STATED TASK: Lines containing the word "medio" are the ones to copy from the records below.

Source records
(begin)

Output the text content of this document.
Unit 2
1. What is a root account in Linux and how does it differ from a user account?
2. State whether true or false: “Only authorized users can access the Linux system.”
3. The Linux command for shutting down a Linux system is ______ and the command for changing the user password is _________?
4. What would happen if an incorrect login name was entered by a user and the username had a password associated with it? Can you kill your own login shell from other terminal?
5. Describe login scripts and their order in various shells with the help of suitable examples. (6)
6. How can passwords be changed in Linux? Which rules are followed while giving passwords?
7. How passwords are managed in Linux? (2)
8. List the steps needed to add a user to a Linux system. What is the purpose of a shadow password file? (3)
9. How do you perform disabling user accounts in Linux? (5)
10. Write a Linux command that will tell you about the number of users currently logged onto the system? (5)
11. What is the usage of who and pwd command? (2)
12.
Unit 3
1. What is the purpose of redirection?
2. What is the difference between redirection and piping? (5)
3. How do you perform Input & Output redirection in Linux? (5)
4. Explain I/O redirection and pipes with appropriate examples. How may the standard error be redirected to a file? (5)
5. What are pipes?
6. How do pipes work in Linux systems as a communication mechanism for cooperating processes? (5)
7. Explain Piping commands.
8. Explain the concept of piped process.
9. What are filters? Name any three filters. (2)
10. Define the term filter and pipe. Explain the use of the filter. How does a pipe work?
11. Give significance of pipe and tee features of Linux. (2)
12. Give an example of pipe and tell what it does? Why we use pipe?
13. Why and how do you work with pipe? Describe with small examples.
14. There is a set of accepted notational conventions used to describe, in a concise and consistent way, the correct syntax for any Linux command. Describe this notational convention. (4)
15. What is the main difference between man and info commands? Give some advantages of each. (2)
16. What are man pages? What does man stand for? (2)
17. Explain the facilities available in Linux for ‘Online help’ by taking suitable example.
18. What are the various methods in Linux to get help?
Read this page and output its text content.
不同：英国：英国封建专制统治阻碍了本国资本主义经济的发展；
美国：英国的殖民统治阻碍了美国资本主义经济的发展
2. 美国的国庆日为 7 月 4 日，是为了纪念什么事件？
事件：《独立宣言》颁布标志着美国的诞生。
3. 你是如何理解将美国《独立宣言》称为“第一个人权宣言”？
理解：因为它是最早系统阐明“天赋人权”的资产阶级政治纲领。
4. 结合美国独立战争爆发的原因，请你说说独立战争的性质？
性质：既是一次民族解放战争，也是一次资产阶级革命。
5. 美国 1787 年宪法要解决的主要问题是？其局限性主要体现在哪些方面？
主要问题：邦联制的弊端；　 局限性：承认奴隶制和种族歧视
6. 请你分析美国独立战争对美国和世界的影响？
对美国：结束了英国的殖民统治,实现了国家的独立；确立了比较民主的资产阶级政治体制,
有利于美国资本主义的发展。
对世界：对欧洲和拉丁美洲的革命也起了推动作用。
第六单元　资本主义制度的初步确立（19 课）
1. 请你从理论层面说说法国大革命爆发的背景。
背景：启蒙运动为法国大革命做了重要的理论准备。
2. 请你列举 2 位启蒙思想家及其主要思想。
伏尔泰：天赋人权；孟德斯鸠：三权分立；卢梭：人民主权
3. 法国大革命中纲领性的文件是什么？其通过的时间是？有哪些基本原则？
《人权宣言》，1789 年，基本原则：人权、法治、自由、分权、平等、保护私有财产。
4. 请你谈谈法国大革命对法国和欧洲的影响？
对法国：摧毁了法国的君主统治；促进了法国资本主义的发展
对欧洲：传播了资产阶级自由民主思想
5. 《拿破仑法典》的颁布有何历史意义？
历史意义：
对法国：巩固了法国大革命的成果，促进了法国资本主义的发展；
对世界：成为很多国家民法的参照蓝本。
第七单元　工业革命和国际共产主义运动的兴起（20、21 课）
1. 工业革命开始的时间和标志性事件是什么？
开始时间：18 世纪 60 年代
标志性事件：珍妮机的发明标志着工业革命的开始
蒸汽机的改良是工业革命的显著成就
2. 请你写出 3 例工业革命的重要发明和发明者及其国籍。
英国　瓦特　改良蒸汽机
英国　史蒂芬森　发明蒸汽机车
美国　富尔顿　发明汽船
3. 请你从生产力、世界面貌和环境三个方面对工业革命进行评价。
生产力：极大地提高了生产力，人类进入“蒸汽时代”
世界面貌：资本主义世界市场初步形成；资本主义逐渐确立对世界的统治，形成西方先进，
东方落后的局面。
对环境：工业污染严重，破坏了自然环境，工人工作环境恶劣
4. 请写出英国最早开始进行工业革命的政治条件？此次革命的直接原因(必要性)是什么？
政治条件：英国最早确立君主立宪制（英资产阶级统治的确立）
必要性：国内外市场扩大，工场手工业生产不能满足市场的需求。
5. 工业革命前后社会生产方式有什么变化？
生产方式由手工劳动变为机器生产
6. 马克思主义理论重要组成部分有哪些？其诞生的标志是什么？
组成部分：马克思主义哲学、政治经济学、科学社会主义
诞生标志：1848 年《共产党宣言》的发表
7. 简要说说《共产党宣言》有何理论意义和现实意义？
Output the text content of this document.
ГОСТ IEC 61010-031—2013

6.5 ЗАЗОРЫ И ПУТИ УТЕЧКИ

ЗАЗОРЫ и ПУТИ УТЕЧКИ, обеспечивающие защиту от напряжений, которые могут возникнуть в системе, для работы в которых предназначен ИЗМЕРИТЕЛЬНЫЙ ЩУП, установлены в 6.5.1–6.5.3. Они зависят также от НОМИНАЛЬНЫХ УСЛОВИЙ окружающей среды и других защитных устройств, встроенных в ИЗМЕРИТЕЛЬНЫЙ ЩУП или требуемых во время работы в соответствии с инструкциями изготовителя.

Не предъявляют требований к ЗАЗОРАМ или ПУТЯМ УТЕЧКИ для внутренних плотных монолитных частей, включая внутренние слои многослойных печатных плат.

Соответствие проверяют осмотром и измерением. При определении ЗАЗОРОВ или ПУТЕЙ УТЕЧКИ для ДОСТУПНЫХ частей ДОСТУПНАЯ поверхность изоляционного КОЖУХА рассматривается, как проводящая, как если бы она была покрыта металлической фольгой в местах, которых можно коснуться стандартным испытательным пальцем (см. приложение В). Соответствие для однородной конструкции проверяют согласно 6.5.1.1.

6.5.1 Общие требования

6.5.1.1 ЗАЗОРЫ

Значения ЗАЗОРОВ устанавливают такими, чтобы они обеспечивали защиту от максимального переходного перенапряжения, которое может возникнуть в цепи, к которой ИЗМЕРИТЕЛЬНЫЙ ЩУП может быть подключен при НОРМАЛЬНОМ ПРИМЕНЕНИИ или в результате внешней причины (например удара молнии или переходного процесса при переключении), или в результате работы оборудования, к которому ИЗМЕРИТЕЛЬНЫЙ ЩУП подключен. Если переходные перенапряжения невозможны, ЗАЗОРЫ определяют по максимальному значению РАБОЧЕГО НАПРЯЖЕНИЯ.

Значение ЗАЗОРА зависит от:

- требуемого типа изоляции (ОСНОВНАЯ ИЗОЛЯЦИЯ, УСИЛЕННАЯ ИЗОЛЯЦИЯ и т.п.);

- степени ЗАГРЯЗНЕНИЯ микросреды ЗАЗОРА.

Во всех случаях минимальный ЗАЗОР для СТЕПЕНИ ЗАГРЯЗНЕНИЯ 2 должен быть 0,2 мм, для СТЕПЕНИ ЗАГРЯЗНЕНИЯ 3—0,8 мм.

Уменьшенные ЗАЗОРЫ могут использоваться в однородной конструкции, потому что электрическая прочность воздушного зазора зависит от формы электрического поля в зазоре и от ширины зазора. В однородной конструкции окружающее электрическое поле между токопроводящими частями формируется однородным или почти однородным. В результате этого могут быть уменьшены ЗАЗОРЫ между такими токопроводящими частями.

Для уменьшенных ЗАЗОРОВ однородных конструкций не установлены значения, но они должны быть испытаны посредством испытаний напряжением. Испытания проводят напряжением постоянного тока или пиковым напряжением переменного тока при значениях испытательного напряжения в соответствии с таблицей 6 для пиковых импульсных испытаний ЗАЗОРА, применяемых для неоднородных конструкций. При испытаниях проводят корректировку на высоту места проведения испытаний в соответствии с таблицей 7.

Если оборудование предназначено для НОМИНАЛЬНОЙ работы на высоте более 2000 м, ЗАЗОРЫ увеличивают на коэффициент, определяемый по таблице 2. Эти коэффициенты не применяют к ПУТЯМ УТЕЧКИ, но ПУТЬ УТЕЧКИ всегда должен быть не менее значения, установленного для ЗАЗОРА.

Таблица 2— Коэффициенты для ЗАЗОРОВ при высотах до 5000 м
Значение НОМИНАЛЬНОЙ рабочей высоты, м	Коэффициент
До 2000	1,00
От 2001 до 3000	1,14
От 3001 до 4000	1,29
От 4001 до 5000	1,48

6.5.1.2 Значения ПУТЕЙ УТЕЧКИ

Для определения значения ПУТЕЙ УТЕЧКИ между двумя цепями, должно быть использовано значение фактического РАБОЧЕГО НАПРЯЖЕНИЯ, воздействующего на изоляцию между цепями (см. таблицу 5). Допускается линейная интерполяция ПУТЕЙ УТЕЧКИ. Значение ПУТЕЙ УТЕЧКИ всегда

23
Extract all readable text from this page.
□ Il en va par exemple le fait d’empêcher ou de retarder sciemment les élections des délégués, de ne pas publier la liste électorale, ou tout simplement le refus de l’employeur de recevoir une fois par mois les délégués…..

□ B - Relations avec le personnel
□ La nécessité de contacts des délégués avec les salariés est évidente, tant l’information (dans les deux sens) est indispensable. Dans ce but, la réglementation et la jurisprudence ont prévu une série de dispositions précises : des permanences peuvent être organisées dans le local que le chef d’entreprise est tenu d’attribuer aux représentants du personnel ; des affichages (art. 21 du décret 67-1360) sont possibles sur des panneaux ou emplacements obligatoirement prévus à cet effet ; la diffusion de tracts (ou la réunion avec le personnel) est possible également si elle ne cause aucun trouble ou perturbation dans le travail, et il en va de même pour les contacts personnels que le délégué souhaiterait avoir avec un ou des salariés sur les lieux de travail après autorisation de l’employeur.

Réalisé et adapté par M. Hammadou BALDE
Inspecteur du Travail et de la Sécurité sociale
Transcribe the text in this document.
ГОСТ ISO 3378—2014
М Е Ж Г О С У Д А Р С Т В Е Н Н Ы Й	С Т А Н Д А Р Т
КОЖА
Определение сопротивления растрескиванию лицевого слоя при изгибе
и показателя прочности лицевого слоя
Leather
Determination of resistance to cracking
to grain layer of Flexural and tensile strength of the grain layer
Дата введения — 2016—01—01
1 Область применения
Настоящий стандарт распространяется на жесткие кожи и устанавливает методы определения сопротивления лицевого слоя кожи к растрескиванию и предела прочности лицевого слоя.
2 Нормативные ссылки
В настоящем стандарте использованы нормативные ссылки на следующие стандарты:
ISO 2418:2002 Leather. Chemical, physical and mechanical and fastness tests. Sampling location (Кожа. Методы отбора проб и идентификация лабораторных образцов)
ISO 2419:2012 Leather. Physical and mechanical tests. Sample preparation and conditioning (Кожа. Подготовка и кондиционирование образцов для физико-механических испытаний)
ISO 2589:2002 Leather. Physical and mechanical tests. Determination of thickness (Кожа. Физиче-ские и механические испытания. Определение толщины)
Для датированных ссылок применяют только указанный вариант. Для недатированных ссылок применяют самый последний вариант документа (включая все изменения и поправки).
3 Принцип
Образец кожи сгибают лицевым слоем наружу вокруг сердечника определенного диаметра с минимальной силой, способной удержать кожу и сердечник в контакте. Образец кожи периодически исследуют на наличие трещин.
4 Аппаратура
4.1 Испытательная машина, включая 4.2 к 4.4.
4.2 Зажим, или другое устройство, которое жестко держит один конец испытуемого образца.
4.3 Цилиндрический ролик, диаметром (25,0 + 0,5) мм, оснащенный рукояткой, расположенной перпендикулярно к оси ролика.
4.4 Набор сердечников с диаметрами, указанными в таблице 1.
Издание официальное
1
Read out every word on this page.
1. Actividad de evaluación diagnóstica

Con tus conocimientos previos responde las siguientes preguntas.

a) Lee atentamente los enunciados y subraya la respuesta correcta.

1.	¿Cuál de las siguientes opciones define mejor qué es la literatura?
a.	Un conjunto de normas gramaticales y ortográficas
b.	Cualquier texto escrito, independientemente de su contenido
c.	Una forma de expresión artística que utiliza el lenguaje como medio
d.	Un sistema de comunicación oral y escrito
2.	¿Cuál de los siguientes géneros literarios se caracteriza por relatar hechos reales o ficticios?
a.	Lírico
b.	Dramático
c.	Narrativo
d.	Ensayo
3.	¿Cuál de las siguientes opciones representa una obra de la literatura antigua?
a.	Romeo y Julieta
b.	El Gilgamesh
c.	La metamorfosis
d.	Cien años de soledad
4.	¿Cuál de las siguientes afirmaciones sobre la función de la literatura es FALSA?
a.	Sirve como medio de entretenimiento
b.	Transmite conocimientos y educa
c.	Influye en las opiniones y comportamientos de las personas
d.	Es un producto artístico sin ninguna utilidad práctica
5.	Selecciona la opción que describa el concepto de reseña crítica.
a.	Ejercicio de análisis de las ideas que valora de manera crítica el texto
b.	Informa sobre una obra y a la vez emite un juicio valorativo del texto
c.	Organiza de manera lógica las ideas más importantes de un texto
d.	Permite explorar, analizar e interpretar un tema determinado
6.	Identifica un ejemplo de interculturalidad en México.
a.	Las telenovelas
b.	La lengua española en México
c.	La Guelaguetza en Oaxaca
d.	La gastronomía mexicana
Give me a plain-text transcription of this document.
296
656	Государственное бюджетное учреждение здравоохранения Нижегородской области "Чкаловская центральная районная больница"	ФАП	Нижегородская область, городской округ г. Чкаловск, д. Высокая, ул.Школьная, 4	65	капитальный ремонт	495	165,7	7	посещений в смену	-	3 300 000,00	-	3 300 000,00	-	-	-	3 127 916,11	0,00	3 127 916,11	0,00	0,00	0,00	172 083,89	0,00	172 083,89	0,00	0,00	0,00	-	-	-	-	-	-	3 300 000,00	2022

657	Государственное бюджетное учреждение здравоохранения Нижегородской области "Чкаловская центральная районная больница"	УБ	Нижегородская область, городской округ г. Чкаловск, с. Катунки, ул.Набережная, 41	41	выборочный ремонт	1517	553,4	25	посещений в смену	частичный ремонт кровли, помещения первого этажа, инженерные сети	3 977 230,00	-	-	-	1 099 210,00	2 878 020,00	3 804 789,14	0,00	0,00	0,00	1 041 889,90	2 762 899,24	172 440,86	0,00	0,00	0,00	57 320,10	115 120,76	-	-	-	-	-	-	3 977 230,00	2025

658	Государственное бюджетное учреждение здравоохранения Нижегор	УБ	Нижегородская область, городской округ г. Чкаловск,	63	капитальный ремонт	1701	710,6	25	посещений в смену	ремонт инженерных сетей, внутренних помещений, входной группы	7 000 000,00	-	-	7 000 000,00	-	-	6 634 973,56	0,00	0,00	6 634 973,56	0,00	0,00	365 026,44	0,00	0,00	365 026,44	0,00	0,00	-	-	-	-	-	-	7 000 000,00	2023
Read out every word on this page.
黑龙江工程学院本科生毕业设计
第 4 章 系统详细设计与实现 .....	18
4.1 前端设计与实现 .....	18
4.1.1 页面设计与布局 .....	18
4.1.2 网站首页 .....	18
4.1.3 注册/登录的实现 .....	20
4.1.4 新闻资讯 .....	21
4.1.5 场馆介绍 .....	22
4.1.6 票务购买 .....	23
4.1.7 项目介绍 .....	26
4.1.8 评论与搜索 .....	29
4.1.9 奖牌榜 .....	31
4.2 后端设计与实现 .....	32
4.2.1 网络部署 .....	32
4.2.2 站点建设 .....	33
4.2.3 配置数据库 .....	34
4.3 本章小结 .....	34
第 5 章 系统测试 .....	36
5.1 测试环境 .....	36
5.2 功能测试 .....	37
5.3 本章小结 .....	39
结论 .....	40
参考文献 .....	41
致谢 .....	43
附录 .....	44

(end)

COMPLETED EXERCISE:
c.	Una forma de expresión artística que utiliza el lenguaje como medio
a.	Sirve como medio de entretenimiento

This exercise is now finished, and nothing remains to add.